Rows from a dataset
____

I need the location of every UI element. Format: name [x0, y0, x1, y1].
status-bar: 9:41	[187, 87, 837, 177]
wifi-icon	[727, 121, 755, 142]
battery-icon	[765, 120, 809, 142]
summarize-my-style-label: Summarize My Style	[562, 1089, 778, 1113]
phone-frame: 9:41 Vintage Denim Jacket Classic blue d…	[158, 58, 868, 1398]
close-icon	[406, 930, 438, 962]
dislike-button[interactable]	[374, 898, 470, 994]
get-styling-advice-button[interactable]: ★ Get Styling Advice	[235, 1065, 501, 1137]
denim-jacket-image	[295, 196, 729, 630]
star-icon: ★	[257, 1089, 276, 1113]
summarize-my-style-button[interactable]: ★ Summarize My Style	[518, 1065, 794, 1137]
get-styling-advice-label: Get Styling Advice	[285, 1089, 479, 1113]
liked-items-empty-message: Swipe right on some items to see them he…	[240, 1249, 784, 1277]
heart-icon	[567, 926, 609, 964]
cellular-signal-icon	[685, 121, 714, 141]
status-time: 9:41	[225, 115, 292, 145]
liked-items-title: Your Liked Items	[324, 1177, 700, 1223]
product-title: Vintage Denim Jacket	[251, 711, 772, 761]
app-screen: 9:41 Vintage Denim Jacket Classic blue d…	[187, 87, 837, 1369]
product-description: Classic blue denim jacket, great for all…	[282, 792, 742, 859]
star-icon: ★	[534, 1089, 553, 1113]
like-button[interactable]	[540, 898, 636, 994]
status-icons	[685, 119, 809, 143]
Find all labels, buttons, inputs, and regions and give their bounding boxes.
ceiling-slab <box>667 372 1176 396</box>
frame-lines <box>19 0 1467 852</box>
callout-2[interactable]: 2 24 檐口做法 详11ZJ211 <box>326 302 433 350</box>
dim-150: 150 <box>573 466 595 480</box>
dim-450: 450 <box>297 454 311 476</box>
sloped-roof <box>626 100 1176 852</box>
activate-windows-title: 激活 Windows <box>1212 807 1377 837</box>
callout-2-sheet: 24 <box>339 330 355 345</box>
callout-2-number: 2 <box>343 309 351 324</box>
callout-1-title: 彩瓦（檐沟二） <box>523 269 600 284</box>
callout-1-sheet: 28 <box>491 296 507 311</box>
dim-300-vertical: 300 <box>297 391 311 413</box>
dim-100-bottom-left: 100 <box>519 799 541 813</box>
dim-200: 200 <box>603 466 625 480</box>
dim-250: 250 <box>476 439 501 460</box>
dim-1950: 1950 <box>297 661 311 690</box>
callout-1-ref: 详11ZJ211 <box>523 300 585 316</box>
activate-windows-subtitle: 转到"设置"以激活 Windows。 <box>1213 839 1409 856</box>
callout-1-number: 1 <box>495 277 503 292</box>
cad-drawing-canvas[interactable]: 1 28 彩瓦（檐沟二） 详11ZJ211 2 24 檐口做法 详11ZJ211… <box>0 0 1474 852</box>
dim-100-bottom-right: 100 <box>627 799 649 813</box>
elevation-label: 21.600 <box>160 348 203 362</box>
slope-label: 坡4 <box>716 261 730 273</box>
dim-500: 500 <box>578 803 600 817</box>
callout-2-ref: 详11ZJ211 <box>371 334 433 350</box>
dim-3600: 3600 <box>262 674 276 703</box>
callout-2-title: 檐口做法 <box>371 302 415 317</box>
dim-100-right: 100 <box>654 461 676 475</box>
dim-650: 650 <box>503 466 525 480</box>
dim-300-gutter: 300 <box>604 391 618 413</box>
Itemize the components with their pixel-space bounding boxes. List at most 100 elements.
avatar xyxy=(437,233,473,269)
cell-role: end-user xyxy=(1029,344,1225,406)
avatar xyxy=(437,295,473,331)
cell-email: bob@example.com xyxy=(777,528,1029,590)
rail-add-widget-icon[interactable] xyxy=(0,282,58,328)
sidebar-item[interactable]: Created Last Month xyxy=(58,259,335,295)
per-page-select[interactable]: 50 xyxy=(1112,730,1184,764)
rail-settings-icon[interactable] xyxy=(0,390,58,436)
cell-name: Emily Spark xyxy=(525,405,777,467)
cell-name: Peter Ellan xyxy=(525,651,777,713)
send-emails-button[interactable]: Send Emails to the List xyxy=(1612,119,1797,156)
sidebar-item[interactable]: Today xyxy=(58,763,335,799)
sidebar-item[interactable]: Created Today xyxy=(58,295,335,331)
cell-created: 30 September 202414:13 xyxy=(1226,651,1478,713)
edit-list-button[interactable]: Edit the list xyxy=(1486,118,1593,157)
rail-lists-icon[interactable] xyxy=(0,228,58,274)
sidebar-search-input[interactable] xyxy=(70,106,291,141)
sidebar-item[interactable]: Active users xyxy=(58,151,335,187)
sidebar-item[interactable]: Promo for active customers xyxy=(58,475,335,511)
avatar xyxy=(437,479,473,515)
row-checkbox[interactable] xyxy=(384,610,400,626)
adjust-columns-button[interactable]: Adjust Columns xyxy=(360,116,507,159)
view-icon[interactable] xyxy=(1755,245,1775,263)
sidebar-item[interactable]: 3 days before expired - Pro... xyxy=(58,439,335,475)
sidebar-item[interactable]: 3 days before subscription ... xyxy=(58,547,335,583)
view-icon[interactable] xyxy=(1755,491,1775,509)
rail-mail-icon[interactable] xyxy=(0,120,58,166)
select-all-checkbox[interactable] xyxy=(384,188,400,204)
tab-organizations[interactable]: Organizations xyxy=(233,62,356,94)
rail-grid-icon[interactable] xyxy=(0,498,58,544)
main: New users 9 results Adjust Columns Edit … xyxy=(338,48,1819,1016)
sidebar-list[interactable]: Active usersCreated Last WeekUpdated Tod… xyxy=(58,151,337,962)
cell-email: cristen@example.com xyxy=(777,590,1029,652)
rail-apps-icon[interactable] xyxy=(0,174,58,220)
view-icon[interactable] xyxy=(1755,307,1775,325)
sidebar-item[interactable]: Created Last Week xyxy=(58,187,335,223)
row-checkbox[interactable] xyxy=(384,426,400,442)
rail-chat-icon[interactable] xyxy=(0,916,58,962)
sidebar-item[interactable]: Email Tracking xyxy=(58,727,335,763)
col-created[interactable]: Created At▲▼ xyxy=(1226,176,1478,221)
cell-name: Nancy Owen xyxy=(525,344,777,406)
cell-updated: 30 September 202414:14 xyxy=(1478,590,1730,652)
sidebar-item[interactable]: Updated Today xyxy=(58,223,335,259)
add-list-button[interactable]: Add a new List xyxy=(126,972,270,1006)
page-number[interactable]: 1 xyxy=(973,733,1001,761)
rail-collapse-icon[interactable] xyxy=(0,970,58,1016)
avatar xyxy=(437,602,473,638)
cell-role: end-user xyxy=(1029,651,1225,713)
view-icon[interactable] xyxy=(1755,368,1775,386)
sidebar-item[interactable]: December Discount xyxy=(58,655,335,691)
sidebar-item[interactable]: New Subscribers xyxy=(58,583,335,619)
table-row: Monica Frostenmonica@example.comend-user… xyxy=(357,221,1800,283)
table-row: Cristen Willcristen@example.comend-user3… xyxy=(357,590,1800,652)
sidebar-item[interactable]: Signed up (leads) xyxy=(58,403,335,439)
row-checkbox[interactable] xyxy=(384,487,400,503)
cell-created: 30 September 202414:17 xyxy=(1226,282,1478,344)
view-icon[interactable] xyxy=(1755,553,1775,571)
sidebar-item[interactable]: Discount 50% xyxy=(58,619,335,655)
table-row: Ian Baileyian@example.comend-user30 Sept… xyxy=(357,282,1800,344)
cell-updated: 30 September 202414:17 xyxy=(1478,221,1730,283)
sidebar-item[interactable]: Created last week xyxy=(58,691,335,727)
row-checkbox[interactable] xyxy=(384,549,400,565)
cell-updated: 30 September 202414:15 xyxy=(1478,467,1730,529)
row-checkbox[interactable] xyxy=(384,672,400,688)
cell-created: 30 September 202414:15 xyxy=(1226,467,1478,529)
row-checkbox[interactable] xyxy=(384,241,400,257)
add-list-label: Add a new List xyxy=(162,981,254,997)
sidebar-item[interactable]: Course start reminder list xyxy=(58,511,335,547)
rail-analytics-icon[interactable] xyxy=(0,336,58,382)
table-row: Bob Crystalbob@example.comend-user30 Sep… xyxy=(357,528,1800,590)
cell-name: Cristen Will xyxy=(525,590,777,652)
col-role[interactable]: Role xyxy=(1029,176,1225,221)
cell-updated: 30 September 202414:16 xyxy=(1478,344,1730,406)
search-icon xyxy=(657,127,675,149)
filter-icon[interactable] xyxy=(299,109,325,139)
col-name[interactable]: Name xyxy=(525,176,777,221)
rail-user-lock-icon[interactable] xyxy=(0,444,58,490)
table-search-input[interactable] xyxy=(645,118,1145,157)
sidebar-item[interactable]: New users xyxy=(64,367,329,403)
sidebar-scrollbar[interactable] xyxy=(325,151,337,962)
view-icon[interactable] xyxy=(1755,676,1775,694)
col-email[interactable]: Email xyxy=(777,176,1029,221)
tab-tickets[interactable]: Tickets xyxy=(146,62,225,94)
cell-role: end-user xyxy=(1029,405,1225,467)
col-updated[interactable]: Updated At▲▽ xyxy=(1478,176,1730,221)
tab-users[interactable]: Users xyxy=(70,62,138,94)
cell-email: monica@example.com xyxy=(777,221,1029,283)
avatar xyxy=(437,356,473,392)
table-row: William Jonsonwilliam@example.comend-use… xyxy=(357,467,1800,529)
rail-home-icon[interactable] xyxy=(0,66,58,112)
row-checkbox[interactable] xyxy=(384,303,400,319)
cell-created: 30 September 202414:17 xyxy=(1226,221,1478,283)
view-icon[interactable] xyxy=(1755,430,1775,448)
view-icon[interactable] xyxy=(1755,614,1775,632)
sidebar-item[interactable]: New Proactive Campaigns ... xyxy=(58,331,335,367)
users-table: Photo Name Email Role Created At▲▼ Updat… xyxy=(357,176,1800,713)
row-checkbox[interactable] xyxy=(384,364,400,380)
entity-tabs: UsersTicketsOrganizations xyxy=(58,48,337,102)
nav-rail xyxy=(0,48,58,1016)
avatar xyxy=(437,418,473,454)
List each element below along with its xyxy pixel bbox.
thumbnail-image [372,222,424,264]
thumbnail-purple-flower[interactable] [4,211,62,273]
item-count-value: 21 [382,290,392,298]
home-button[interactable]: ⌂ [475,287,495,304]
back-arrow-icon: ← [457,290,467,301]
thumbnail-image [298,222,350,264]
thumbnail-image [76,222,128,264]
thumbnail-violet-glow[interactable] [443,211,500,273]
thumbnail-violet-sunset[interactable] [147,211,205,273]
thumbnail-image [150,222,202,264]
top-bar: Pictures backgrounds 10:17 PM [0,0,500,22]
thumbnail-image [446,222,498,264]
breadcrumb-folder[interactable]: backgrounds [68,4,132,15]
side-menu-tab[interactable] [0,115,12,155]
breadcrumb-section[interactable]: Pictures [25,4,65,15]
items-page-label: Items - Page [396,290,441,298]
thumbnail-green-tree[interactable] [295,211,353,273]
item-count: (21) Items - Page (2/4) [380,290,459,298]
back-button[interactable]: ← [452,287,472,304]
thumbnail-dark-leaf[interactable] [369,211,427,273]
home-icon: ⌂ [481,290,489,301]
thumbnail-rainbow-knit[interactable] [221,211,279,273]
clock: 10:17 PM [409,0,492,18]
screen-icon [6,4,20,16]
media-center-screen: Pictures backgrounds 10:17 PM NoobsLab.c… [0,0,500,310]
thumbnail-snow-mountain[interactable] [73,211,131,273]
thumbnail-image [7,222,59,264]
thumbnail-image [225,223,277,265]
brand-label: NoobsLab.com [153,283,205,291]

____

* _What is required_: Render the lines from the start of the records through the line containing "product-title: Vintage Denim" as a numbered list, leaving out any blank lines.

* _Reply_:
1. I need the location of every UI element. Format: name [x0, y0, x1, y1].
2. status-bar: 9:41	[187, 87, 837, 177]
3. wifi-icon	[727, 121, 755, 142]
4. battery-icon	[765, 120, 809, 142]
5. summarize-my-style-label: Summarize My Style	[562, 1089, 778, 1113]
6. phone-frame: 9:41 Vintage Denim Jacket Classic blue d…	[158, 58, 868, 1398]
7. close-icon	[406, 930, 438, 962]
8. dislike-button[interactable]	[374, 898, 470, 994]
9. get-styling-advice-button[interactable]: ★ Get Styling Advice	[235, 1065, 501, 1137]
10. denim-jacket-image	[295, 196, 729, 630]
11. star-icon: ★	[257, 1089, 276, 1113]
12. summarize-my-style-button[interactable]: ★ Summarize My Style	[518, 1065, 794, 1137]
13. get-styling-advice-label: Get Styling Advice	[285, 1089, 479, 1113]
14. liked-items-empty-message: Swipe right on some items to see them he…	[240, 1249, 784, 1277]
15. heart-icon	[567, 926, 609, 964]
16. cellular-signal-icon	[685, 121, 714, 141]
17. status-time: 9:41	[225, 115, 292, 145]
18. liked-items-title: Your Liked Items	[324, 1177, 700, 1223]
19. product-title: Vintage Denim Jacket	[251, 711, 772, 761]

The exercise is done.